═══ Given records

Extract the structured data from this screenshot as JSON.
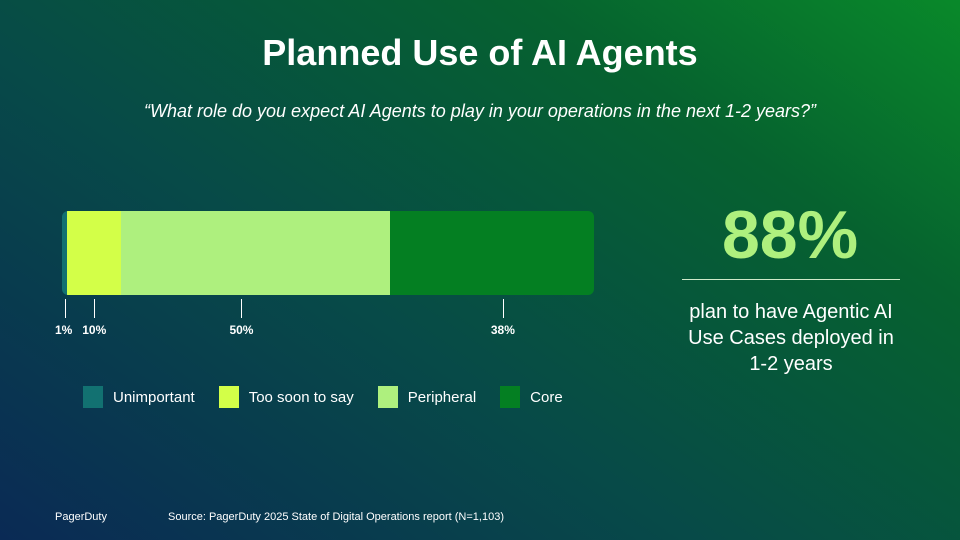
{
  "colors": {
    "unimportant": "#127171",
    "too_soon": "#d3ff48",
    "peripheral": "#aef07e",
    "core": "#047f22"
  },
  "chart_data": {
    "type": "bar",
    "orientation": "horizontal-stacked",
    "title": "Planned Use of AI Agents",
    "subtitle": "“What role do you expect AI Agents to play in your operations in the next 1-2 years?”",
    "series": [
      {
        "name": "Unimportant",
        "value": 1,
        "label": "1%",
        "color": "#127171"
      },
      {
        "name": "Too soon to say",
        "value": 10,
        "label": "10%",
        "color": "#d3ff48"
      },
      {
        "name": "Peripheral",
        "value": 50,
        "label": "50%",
        "color": "#aef07e"
      },
      {
        "name": "Core",
        "value": 38,
        "label": "38%",
        "color": "#047f22"
      }
    ],
    "legend": "bottom"
  },
  "stat": {
    "value": "88%",
    "text": "plan to have Agentic AI Use Cases deployed in 1-2 years"
  },
  "footer": {
    "logo": "PagerDuty",
    "source": "Source: PagerDuty 2025 State of Digital Operations report (N=1,103)"
  }
}
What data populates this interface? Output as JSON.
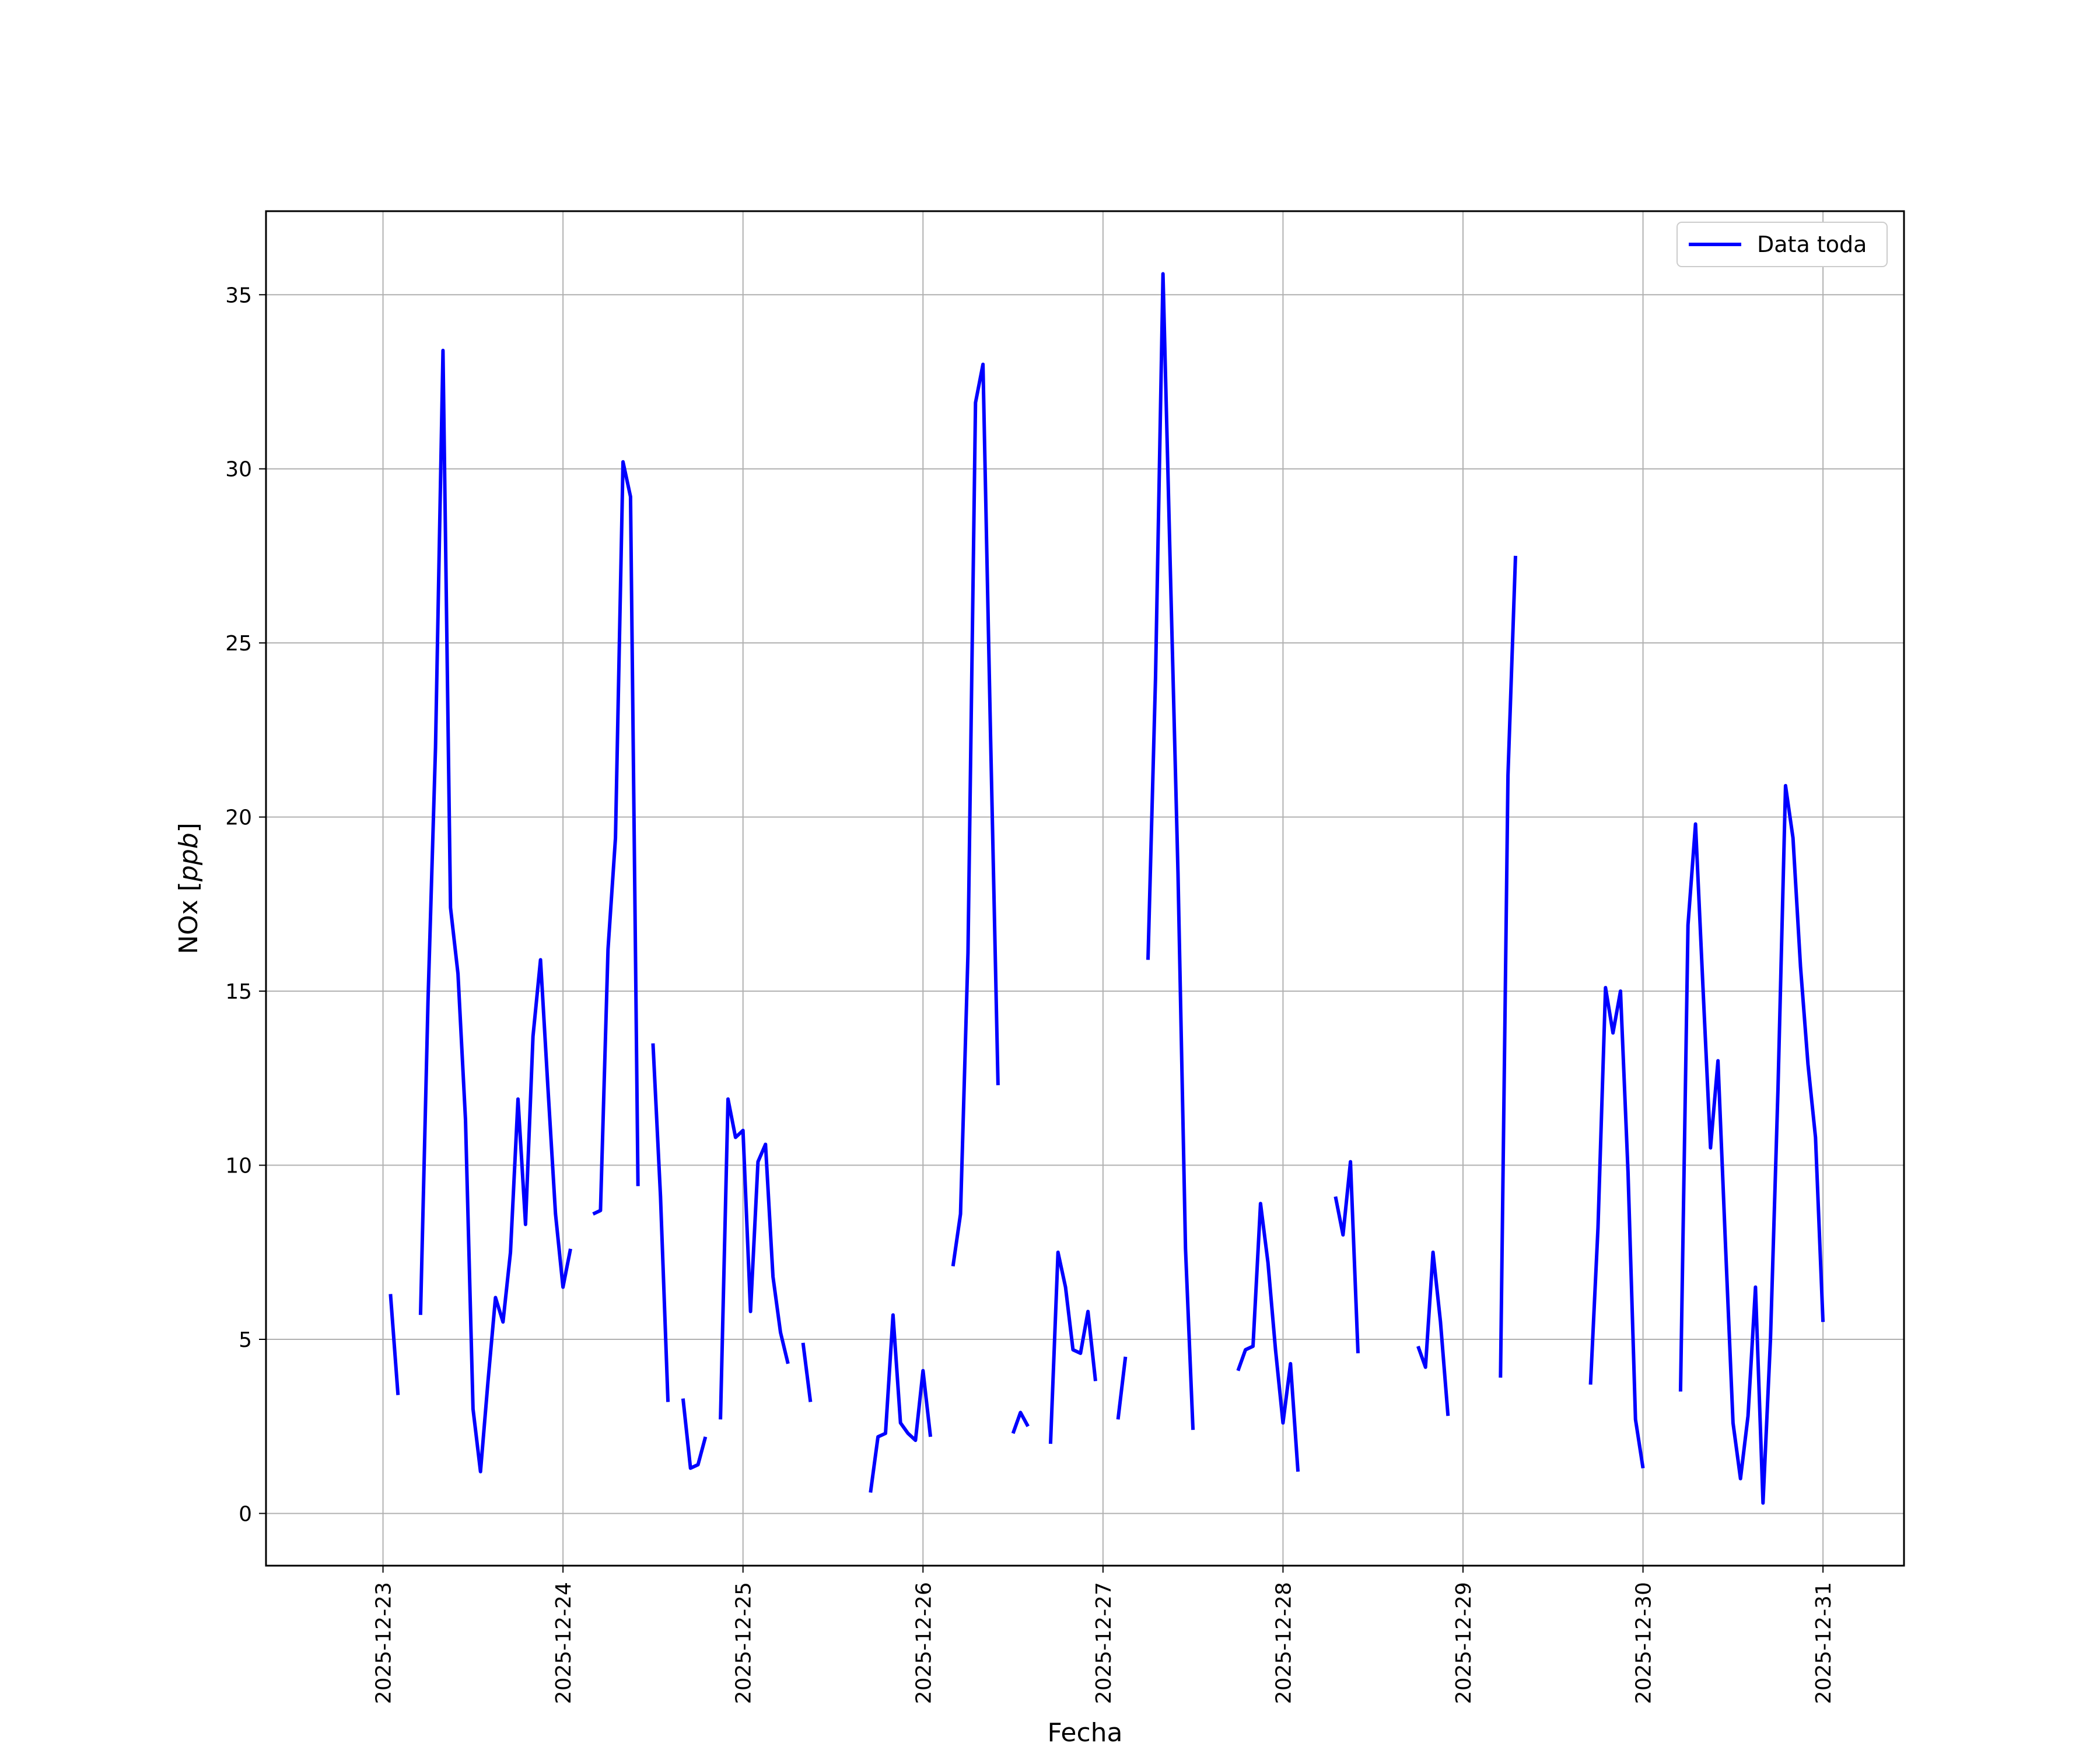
{
  "chart_data": {
    "type": "line",
    "title": "",
    "xlabel": "Fecha",
    "ylabel": "NOx [ppb]",
    "ylabel_main": "NOx ",
    "ylabel_unit": "ppb",
    "x_ticks": [
      "2025-12-23",
      "2025-12-24",
      "2025-12-25",
      "2025-12-26",
      "2025-12-27",
      "2025-12-28",
      "2025-12-29",
      "2025-12-30",
      "2025-12-31"
    ],
    "y_ticks": [
      0,
      5,
      10,
      15,
      20,
      25,
      30,
      35
    ],
    "xlim": [
      "2025-12-22T08:24",
      "2025-12-31T10:48"
    ],
    "ylim": [
      -1.5,
      37.4
    ],
    "grid": true,
    "legend_position": "top-right",
    "series": [
      {
        "name": "Data toda",
        "color": "#0000ff",
        "segments": [
          [
            [
              "2025-12-23T01:00",
              6.3
            ],
            [
              "2025-12-23T02:00",
              3.4
            ]
          ],
          [
            [
              "2025-12-23T05:00",
              5.7
            ],
            [
              "2025-12-23T06:00",
              14.7
            ],
            [
              "2025-12-23T07:00",
              22.0
            ],
            [
              "2025-12-23T08:00",
              33.4
            ],
            [
              "2025-12-23T09:00",
              17.4
            ],
            [
              "2025-12-23T10:00",
              15.5
            ],
            [
              "2025-12-23T11:00",
              11.3
            ],
            [
              "2025-12-23T12:00",
              3.0
            ],
            [
              "2025-12-23T13:00",
              1.2
            ],
            [
              "2025-12-23T14:00",
              3.8
            ],
            [
              "2025-12-23T15:00",
              6.2
            ],
            [
              "2025-12-23T16:00",
              5.5
            ],
            [
              "2025-12-23T17:00",
              7.5
            ],
            [
              "2025-12-23T18:00",
              11.9
            ],
            [
              "2025-12-23T19:00",
              8.3
            ],
            [
              "2025-12-23T20:00",
              13.7
            ],
            [
              "2025-12-23T21:00",
              15.9
            ],
            [
              "2025-12-23T22:00",
              12.2
            ],
            [
              "2025-12-23T23:00",
              8.6
            ],
            [
              "2025-12-24T00:00",
              6.5
            ],
            [
              "2025-12-24T01:00",
              7.6
            ]
          ],
          [
            [
              "2025-12-24T04:00",
              8.6
            ],
            [
              "2025-12-24T05:00",
              8.7
            ],
            [
              "2025-12-24T06:00",
              16.2
            ],
            [
              "2025-12-24T07:00",
              19.4
            ],
            [
              "2025-12-24T08:00",
              30.2
            ],
            [
              "2025-12-24T09:00",
              29.2
            ],
            [
              "2025-12-24T10:00",
              9.4
            ]
          ],
          [
            [
              "2025-12-24T12:00",
              13.5
            ],
            [
              "2025-12-24T13:00",
              9.1
            ],
            [
              "2025-12-24T14:00",
              3.2
            ]
          ],
          [
            [
              "2025-12-24T16:00",
              3.3
            ],
            [
              "2025-12-24T17:00",
              1.3
            ],
            [
              "2025-12-24T18:00",
              1.4
            ],
            [
              "2025-12-24T19:00",
              2.2
            ]
          ],
          [
            [
              "2025-12-24T21:00",
              2.7
            ],
            [
              "2025-12-24T22:00",
              11.9
            ],
            [
              "2025-12-24T23:00",
              10.8
            ],
            [
              "2025-12-25T00:00",
              11.0
            ],
            [
              "2025-12-25T01:00",
              5.8
            ],
            [
              "2025-12-25T02:00",
              10.1
            ],
            [
              "2025-12-25T03:00",
              10.6
            ],
            [
              "2025-12-25T04:00",
              6.8
            ],
            [
              "2025-12-25T05:00",
              5.2
            ],
            [
              "2025-12-25T06:00",
              4.3
            ]
          ],
          [
            [
              "2025-12-25T08:00",
              4.9
            ],
            [
              "2025-12-25T09:00",
              3.2
            ]
          ],
          [
            [
              "2025-12-25T17:00",
              0.6
            ],
            [
              "2025-12-25T18:00",
              2.2
            ],
            [
              "2025-12-25T19:00",
              2.3
            ],
            [
              "2025-12-25T20:00",
              5.7
            ],
            [
              "2025-12-25T21:00",
              2.6
            ],
            [
              "2025-12-25T22:00",
              2.3
            ],
            [
              "2025-12-25T23:00",
              2.1
            ],
            [
              "2025-12-26T00:00",
              4.1
            ],
            [
              "2025-12-26T01:00",
              2.2
            ]
          ],
          [
            [
              "2025-12-26T04:00",
              7.1
            ],
            [
              "2025-12-26T05:00",
              8.6
            ],
            [
              "2025-12-26T06:00",
              16.1
            ],
            [
              "2025-12-26T07:00",
              31.9
            ],
            [
              "2025-12-26T08:00",
              33.0
            ],
            [
              "2025-12-26T09:00",
              22.4
            ],
            [
              "2025-12-26T10:00",
              12.3
            ]
          ],
          [
            [
              "2025-12-26T12:00",
              2.3
            ],
            [
              "2025-12-26T13:00",
              2.9
            ],
            [
              "2025-12-26T14:00",
              2.5
            ]
          ],
          [
            [
              "2025-12-26T17:00",
              2.0
            ],
            [
              "2025-12-26T18:00",
              7.5
            ],
            [
              "2025-12-26T19:00",
              6.5
            ],
            [
              "2025-12-26T20:00",
              4.7
            ],
            [
              "2025-12-26T21:00",
              4.6
            ],
            [
              "2025-12-26T22:00",
              5.8
            ],
            [
              "2025-12-26T23:00",
              3.8
            ]
          ],
          [
            [
              "2025-12-27T02:00",
              2.7
            ],
            [
              "2025-12-27T03:00",
              4.5
            ]
          ],
          [
            [
              "2025-12-27T06:00",
              15.9
            ],
            [
              "2025-12-27T07:00",
              24.0
            ],
            [
              "2025-12-27T08:00",
              35.6
            ],
            [
              "2025-12-27T09:00",
              26.9
            ],
            [
              "2025-12-27T10:00",
              18.4
            ],
            [
              "2025-12-27T11:00",
              7.6
            ],
            [
              "2025-12-27T12:00",
              2.4
            ]
          ],
          [
            [
              "2025-12-27T18:00",
              4.1
            ],
            [
              "2025-12-27T19:00",
              4.7
            ],
            [
              "2025-12-27T20:00",
              4.8
            ],
            [
              "2025-12-27T21:00",
              8.9
            ],
            [
              "2025-12-27T22:00",
              7.2
            ],
            [
              "2025-12-27T23:00",
              4.7
            ],
            [
              "2025-12-28T00:00",
              2.6
            ],
            [
              "2025-12-28T01:00",
              4.3
            ],
            [
              "2025-12-28T02:00",
              1.2
            ]
          ],
          [
            [
              "2025-12-28T07:00",
              9.1
            ],
            [
              "2025-12-28T08:00",
              8.0
            ],
            [
              "2025-12-28T09:00",
              10.1
            ],
            [
              "2025-12-28T10:00",
              4.6
            ]
          ],
          [
            [
              "2025-12-28T18:00",
              4.8
            ],
            [
              "2025-12-28T19:00",
              4.2
            ],
            [
              "2025-12-28T20:00",
              7.5
            ],
            [
              "2025-12-28T21:00",
              5.5
            ],
            [
              "2025-12-28T22:00",
              2.8
            ]
          ],
          [
            [
              "2025-12-29T05:00",
              3.9
            ],
            [
              "2025-12-29T06:00",
              21.2
            ],
            [
              "2025-12-29T07:00",
              27.5
            ]
          ],
          [
            [
              "2025-12-29T17:00",
              3.7
            ],
            [
              "2025-12-29T18:00",
              8.2
            ],
            [
              "2025-12-29T19:00",
              15.1
            ],
            [
              "2025-12-29T20:00",
              13.8
            ],
            [
              "2025-12-29T21:00",
              15.0
            ],
            [
              "2025-12-29T22:00",
              9.8
            ],
            [
              "2025-12-29T23:00",
              2.7
            ],
            [
              "2025-12-30T00:00",
              1.3
            ]
          ],
          [
            [
              "2025-12-30T05:00",
              3.5
            ],
            [
              "2025-12-30T06:00",
              16.9
            ],
            [
              "2025-12-30T07:00",
              19.8
            ],
            [
              "2025-12-30T08:00",
              15.1
            ],
            [
              "2025-12-30T09:00",
              10.5
            ],
            [
              "2025-12-30T10:00",
              13.0
            ],
            [
              "2025-12-30T11:00",
              7.7
            ],
            [
              "2025-12-30T12:00",
              2.6
            ],
            [
              "2025-12-30T13:00",
              1.0
            ],
            [
              "2025-12-30T14:00",
              2.8
            ],
            [
              "2025-12-30T15:00",
              6.5
            ],
            [
              "2025-12-30T16:00",
              0.3
            ],
            [
              "2025-12-30T17:00",
              5.0
            ],
            [
              "2025-12-30T18:00",
              12.2
            ],
            [
              "2025-12-30T19:00",
              20.9
            ],
            [
              "2025-12-30T20:00",
              19.4
            ],
            [
              "2025-12-30T21:00",
              15.7
            ],
            [
              "2025-12-30T22:00",
              12.9
            ],
            [
              "2025-12-30T23:00",
              10.8
            ],
            [
              "2025-12-31T00:00",
              5.5
            ]
          ]
        ]
      }
    ]
  }
}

══════

=== Job ===
Copy out every line holding the string "JSON".

=== Answer to the task ===
Extract the structured data from this screenshot as JSON.
What data populates this interface? Output as JSON.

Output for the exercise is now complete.